▸ Required action: Every line that includes the word "Genies" needs to be copied from the listing.

··· Recorded information

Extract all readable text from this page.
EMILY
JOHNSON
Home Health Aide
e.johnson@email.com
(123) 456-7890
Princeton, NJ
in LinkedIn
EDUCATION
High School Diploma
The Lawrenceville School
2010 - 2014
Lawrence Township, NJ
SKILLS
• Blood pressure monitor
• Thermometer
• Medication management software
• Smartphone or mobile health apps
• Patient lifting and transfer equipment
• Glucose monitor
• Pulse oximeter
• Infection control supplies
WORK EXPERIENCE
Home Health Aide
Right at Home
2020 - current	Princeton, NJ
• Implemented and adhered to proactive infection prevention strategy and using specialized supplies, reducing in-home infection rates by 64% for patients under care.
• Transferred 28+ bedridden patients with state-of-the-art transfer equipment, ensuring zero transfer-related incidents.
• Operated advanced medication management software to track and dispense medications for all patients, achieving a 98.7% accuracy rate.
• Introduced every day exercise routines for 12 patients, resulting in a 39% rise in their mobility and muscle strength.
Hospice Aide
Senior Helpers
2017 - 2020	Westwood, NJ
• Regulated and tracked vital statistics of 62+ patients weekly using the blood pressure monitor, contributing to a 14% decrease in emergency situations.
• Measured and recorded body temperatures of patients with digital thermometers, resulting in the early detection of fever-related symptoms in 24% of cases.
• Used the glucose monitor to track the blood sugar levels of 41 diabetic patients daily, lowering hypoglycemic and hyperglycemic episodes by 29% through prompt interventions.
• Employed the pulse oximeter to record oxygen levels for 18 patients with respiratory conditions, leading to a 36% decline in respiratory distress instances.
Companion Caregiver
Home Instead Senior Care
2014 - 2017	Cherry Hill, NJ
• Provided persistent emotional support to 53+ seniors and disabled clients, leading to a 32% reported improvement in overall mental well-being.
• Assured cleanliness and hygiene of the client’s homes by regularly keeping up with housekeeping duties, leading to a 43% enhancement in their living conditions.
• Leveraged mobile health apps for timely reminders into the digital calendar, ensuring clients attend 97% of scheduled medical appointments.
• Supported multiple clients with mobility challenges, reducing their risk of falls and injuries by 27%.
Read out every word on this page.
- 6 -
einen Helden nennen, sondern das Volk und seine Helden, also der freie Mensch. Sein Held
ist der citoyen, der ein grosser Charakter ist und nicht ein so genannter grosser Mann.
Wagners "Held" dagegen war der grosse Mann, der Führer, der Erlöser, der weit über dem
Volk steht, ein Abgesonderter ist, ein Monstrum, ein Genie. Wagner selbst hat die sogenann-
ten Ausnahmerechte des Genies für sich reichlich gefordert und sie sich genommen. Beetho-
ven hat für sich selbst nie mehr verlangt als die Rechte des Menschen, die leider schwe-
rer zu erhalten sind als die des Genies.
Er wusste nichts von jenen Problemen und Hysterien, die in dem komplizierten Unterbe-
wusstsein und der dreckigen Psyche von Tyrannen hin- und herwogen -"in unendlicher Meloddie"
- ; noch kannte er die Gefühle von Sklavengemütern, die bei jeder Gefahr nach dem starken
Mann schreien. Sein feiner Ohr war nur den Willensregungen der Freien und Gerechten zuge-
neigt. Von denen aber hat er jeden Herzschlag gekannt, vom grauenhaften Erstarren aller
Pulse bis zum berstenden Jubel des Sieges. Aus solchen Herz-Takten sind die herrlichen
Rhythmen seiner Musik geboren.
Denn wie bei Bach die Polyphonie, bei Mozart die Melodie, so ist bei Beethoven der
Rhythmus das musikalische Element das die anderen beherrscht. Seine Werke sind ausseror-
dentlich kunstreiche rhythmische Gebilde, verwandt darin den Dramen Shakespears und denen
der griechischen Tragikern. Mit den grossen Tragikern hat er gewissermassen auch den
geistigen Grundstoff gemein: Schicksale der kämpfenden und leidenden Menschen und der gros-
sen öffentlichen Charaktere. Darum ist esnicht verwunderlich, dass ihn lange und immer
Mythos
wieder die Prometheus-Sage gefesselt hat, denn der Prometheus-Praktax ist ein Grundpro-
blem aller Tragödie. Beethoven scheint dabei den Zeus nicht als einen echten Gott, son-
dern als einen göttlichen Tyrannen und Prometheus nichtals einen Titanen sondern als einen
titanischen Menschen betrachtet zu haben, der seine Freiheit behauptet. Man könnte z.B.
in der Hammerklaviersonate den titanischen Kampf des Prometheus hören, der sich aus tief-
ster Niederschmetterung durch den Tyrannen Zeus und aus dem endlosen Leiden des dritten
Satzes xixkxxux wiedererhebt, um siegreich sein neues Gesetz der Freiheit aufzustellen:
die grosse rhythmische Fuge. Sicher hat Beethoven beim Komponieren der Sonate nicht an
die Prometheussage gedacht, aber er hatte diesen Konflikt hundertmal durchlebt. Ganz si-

······

▸ Exercise response:
ten Ausnahmerechte des Genies für sich reichlich gefordert und sie sich genommen. Beetho-
rer zu erhalten sind als die des Genies.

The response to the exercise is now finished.